AIM: Print, exactly and completely, every entry in the data.

SUPPLIED RECORDS:
*-*-*

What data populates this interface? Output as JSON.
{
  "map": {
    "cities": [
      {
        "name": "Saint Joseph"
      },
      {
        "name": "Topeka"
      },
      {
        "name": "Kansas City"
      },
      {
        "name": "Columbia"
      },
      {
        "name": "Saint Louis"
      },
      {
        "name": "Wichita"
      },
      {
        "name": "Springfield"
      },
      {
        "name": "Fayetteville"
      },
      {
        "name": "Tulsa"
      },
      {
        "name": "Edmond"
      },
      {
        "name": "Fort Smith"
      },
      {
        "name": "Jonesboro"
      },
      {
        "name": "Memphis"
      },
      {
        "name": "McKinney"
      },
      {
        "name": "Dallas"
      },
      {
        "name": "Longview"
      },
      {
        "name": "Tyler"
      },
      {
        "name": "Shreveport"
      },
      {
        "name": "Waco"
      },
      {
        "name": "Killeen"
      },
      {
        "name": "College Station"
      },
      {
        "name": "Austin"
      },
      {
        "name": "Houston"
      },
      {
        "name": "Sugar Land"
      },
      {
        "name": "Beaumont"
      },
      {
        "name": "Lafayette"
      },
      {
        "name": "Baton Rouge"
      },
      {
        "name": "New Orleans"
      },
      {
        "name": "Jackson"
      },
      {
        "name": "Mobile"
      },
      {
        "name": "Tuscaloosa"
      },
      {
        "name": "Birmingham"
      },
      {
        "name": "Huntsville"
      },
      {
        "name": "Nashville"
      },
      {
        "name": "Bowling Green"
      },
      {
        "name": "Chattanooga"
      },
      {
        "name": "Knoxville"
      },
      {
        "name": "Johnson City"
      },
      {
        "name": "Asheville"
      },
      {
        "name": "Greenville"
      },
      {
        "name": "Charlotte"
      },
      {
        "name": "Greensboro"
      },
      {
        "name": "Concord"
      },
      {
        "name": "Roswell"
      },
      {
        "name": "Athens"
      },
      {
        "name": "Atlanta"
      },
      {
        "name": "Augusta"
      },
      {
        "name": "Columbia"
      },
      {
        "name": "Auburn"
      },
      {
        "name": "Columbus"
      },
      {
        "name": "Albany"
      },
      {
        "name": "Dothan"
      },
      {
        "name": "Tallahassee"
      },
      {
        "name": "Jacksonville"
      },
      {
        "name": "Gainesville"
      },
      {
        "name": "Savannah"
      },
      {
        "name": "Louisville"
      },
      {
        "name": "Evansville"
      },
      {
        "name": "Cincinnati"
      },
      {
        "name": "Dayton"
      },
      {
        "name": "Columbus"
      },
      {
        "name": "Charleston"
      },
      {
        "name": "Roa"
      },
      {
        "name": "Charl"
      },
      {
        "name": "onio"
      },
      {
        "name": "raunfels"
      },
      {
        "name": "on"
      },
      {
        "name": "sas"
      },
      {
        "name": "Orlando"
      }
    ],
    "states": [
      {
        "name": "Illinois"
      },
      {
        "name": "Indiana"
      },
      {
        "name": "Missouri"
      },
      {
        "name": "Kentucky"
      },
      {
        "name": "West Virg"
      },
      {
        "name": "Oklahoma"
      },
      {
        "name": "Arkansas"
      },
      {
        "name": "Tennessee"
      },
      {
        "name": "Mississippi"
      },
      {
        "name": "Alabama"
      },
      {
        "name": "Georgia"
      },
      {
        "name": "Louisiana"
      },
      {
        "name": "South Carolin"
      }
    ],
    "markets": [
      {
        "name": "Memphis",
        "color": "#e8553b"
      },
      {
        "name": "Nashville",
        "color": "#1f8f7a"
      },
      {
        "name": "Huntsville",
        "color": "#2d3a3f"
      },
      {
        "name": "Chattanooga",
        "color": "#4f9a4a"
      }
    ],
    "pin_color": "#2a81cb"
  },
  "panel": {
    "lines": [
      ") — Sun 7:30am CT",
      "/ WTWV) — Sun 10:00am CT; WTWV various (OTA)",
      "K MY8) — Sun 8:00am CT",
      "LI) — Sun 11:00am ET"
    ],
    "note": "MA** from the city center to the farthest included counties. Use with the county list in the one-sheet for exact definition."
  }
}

*-*-*

RESULT OF THE EXERCISE:
What data populates this interface? Output as JSON.
{
  "map": {
    "cities": [
      {
        "name": "Saint Joseph"
      },
      {
        "name": "Topeka"
      },
      {
        "name": "Kansas City"
      },
      {
        "name": "Columbia"
      },
      {
        "name": "Saint Louis"
      },
      {
        "name": "Wichita"
      },
      {
        "name": "Springfield"
      },
      {
        "name": "Fayetteville"
      },
      {
        "name": "Tulsa"
      },
      {
        "name": "Edmond"
      },
      {
        "name": "Fort Smith"
      },
      {
        "name": "Jonesboro"
      },
      {
        "name": "Memphis"
      },
      {
        "name": "McKinney"
      },
      {
        "name": "Dallas"
      },
      {
        "name": "Longview"
      },
      {
        "name": "Tyler"
      },
      {
        "name": "Shreveport"
      },
      {
        "name": "Waco"
      },
      {
        "name": "Killeen"
      },
      {
        "name": "College Station"
      },
      {
        "name": "Austin"
      },
      {
        "name": "Houston"
      },
      {
        "name": "Sugar Land"
      },
      {
        "name": "Beaumont"
      },
      {
        "name": "Lafayette"
      },
      {
        "name": "Baton Rouge"
      },
      {
        "name": "New Orleans"
      },
      {
        "name": "Jackson"
      },
      {
        "name": "Mobile"
      },
      {
        "name": "Tuscaloosa"
      },
      {
        "name": "Birmingham"
      },
      {
        "name": "Huntsville"
      },
      {
        "name": "Nashville"
      },
      {
        "name": "Bowling Green"
      },
      {
        "name": "Chattanooga"
      },
      {
        "name": "Knoxville"
      },
      {
        "name": "Johnson City"
      },
      {
        "name": "Asheville"
      },
      {
        "name": "Greenville"
      },
      {
        "name": "Charlotte"
      },
      {
        "name": "Greensboro"
      },
      {
        "name": "Concord"
      },
      {
        "name": "Roswell"
      },
      {
        "name": "Athens"
      },
      {
        "name": "Atlanta"
      },
      {
        "name": "Augusta"
      },
      {
        "name": "Columbia"
      },
      {
        "name": "Auburn"
      },
      {
        "name": "Columbus"
      },
      {
        "name": "Albany"
      },
      {
        "name": "Dothan"
      },
      {
        "name": "Tallahassee"
      },
      {
        "name": "Jacksonville"
      },
      {
        "name": "Gainesville"
      },
      {
        "name": "Savannah"
      },
      {
        "name": "Louisville"
      },
      {
        "name": "Evansville"
      },
      {
        "name": "Cincinnati"
      },
      {
        "name": "Dayton"
      },
      {
        "name": "Columbus"
      },
      {
        "name": "Charleston"
      },
      {
        "name": "Roa"
      },
      {
        "name": "Charl"
      },
      {
        "name": "onio"
      },
      {
        "name": "raunfels"
      },
      {
        "name": "on"
      },
      {
        "name": "sas"
      },
      {
        "name": "Orlando"
      }
    ],
    "states": [
      {
        "name": "Illinois"
      },
      {
        "name": "Indiana"
      },
      {
        "name": "Missouri"
      },
      {
        "name": "Kentucky"
      },
      {
        "name": "West Virg"
      },
      {
        "name": "Oklahoma"
      },
      {
        "name": "Arkansas"
      },
      {
        "name": "Tennessee"
      },
      {
        "name": "Mississippi"
      },
      {
        "name": "Alabama"
      },
      {
        "name": "Georgia"
      },
      {
        "name": "Louisiana"
      },
      {
        "name": "South Carolin"
      }
    ],
    "markets": [
      {
        "name": "Memphis",
        "color": "#e8553b"
      },
      {
        "name": "Nashville",
        "color": "#1f8f7a"
      },
      {
        "name": "Huntsville",
        "color": "#2d3a3f"
      },
      {
        "name": "Chattanooga",
        "color": "#4f9a4a"
      }
    ],
    "pin_color": "#2a81cb"
  },
  "panel": {
    "lines": [
      ") — Sun 7:30am CT",
      "/ WTWV) — Sun 10:00am CT; WTWV various (OTA)",
      "K MY8) — Sun 8:00am CT",
      "LI) — Sun 11:00am ET"
    ],
    "note": "MA** from the city center to the farthest included counties. Use with the county list in the one-sheet for exact definition."
  }
}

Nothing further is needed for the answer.